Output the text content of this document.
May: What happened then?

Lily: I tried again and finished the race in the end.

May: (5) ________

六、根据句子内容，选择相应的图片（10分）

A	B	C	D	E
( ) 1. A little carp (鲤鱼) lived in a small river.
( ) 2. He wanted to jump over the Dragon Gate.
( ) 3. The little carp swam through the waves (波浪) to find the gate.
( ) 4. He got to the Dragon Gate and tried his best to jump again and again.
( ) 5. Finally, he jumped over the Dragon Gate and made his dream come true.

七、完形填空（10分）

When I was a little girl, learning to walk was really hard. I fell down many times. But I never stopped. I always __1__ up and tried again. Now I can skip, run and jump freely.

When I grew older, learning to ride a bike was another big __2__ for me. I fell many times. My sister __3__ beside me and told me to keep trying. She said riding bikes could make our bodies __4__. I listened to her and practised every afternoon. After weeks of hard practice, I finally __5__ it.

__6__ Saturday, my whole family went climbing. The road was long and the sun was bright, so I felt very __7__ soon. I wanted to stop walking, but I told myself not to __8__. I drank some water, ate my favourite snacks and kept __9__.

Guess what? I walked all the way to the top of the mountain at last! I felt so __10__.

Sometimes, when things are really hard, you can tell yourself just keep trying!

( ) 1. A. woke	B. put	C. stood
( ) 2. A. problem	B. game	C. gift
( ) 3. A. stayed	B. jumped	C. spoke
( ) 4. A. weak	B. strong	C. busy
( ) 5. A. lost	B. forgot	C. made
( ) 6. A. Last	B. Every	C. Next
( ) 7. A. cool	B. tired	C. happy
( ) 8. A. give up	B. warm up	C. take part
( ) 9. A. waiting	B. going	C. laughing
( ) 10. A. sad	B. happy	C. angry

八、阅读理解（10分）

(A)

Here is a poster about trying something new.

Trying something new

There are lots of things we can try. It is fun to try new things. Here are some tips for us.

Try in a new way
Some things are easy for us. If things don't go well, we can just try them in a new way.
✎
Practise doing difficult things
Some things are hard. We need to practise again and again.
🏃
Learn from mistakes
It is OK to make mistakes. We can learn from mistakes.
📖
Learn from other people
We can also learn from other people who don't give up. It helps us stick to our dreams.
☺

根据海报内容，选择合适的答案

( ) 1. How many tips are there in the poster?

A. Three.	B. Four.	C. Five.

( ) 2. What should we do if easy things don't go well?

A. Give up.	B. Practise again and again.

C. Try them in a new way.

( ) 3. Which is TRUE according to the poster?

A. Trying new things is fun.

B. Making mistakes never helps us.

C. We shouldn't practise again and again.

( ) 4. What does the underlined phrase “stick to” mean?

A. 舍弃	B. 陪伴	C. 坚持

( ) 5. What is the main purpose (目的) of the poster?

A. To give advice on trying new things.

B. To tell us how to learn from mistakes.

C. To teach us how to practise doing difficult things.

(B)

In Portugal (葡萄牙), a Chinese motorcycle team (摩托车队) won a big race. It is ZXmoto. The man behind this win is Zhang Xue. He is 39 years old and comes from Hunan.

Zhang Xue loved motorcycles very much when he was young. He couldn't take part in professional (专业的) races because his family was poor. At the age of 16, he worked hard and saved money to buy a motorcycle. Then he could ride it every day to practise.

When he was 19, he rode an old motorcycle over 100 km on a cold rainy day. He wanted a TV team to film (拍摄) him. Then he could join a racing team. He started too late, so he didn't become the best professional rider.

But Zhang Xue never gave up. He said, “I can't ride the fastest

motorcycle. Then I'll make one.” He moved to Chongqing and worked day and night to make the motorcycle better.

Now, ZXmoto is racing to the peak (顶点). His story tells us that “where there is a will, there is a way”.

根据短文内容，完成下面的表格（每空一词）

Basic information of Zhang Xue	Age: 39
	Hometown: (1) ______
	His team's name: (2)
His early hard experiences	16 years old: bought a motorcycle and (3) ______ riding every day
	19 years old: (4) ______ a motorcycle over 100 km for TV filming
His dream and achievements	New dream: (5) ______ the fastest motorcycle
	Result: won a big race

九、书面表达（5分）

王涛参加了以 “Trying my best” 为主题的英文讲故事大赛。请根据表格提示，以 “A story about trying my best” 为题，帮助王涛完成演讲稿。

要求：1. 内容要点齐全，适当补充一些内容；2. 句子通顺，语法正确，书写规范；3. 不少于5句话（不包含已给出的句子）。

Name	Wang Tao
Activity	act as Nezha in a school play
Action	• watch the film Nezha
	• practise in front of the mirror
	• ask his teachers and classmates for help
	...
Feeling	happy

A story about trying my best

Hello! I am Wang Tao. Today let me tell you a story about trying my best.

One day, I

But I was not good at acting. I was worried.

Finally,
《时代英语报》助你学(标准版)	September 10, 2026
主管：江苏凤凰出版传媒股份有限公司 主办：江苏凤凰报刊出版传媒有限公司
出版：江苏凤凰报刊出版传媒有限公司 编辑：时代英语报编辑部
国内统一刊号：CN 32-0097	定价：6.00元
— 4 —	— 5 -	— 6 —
○ ○ ○ ○ ○ ○ ○
STATED PROBLEM: Retype all of the material, keeping each line exact.

EXERCISE SOLUTION:
Output the text content of this document.
May: What happened then?

Lily: I tried again and finished the race in the end.

May: (5) ________

六、根据句子内容，选择相应的图片（10分）

A	B	C	D	E
( ) 1. A little carp (鲤鱼) lived in a small river.
( ) 2. He wanted to jump over the Dragon Gate.
( ) 3. The little carp swam through the waves (波浪) to find the gate.
( ) 4. He got to the Dragon Gate and tried his best to jump again and again.
( ) 5. Finally, he jumped over the Dragon Gate and made his dream come true.

七、完形填空（10分）

When I was a little girl, learning to walk was really hard. I fell down many times. But I never stopped. I always __1__ up and tried again. Now I can skip, run and jump freely.

When I grew older, learning to ride a bike was another big __2__ for me. I fell many times. My sister __3__ beside me and told me to keep trying. She said riding bikes could make our bodies __4__. I listened to her and practised every afternoon. After weeks of hard practice, I finally __5__ it.

__6__ Saturday, my whole family went climbing. The road was long and the sun was bright, so I felt very __7__ soon. I wanted to stop walking, but I told myself not to __8__. I drank some water, ate my favourite snacks and kept __9__.

Guess what? I walked all the way to the top of the mountain at last! I felt so __10__.

Sometimes, when things are really hard, you can tell yourself just keep trying!

( ) 1. A. woke	B. put	C. stood
( ) 2. A. problem	B. game	C. gift
( ) 3. A. stayed	B. jumped	C. spoke
( ) 4. A. weak	B. strong	C. busy
( ) 5. A. lost	B. forgot	C. made
( ) 6. A. Last	B. Every	C. Next
( ) 7. A. cool	B. tired	C. happy
( ) 8. A. give up	B. warm up	C. take part
( ) 9. A. waiting	B. going	C. laughing
( ) 10. A. sad	B. happy	C. angry

八、阅读理解（10分）

(A)

Here is a poster about trying something new.

Trying something new

There are lots of things we can try. It is fun to try new things. Here are some tips for us.

Try in a new way
Some things are easy for us. If things don't go well, we can just try them in a new way.
✎
Practise doing difficult things
Some things are hard. We need to practise again and again.
🏃
Learn from mistakes
It is OK to make mistakes. We can learn from mistakes.
📖
Learn from other people
We can also learn from other people who don't give up. It helps us stick to our dreams.
☺

根据海报内容，选择合适的答案

( ) 1. How many tips are there in the poster?

A. Three.	B. Four.	C. Five.

( ) 2. What should we do if easy things don't go well?

A. Give up.	B. Practise again and again.

C. Try them in a new way.

( ) 3. Which is TRUE according to the poster?

A. Trying new things is fun.

B. Making mistakes never helps us.

C. We shouldn't practise again and again.

( ) 4. What does the underlined phrase “stick to” mean?

A. 舍弃	B. 陪伴	C. 坚持

( ) 5. What is the main purpose (目的) of the poster?

A. To give advice on trying new things.

B. To tell us how to learn from mistakes.

C. To teach us how to practise doing difficult things.

(B)

In Portugal (葡萄牙), a Chinese motorcycle team (摩托车队) won a big race. It is ZXmoto. The man behind this win is Zhang Xue. He is 39 years old and comes from Hunan.

Zhang Xue loved motorcycles very much when he was young. He couldn't take part in professional (专业的) races because his family was poor. At the age of 16, he worked hard and saved money to buy a motorcycle. Then he could ride it every day to practise.

When he was 19, he rode an old motorcycle over 100 km on a cold rainy day. He wanted a TV team to film (拍摄) him. Then he could join a racing team. He started too late, so he didn't become the best professional rider.

But Zhang Xue never gave up. He said, “I can't ride the fastest

motorcycle. Then I'll make one.” He moved to Chongqing and worked day and night to make the motorcycle better.

Now, ZXmoto is racing to the peak (顶点). His story tells us that “where there is a will, there is a way”.

根据短文内容，完成下面的表格（每空一词）

Basic information of Zhang Xue	Age: 39
	Hometown: (1) ______
	His team's name: (2)
His early hard experiences	16 years old: bought a motorcycle and (3) ______ riding every day
	19 years old: (4) ______ a motorcycle over 100 km for TV filming
His dream and achievements	New dream: (5) ______ the fastest motorcycle
	Result: won a big race

九、书面表达（5分）

王涛参加了以 “Trying my best” 为主题的英文讲故事大赛。请根据表格提示，以 “A story about trying my best” 为题，帮助王涛完成演讲稿。

要求：1. 内容要点齐全，适当补充一些内容；2. 句子通顺，语法正确，书写规范；3. 不少于5句话（不包含已给出的句子）。

Name	Wang Tao
Activity	act as Nezha in a school play
Action	• watch the film Nezha
	• practise in front of the mirror
	• ask his teachers and classmates for help
	...
Feeling	happy

A story about trying my best

Hello! I am Wang Tao. Today let me tell you a story about trying my best.

One day, I

But I was not good at acting. I was worried.

Finally,
《时代英语报》助你学(标准版)	September 10, 2026
主管：江苏凤凰出版传媒股份有限公司 主办：江苏凤凰报刊出版传媒有限公司
出版：江苏凤凰报刊出版传媒有限公司 编辑：时代英语报编辑部
国内统一刊号：CN 32-0097	定价：6.00元
— 4 —	— 5 -	— 6 —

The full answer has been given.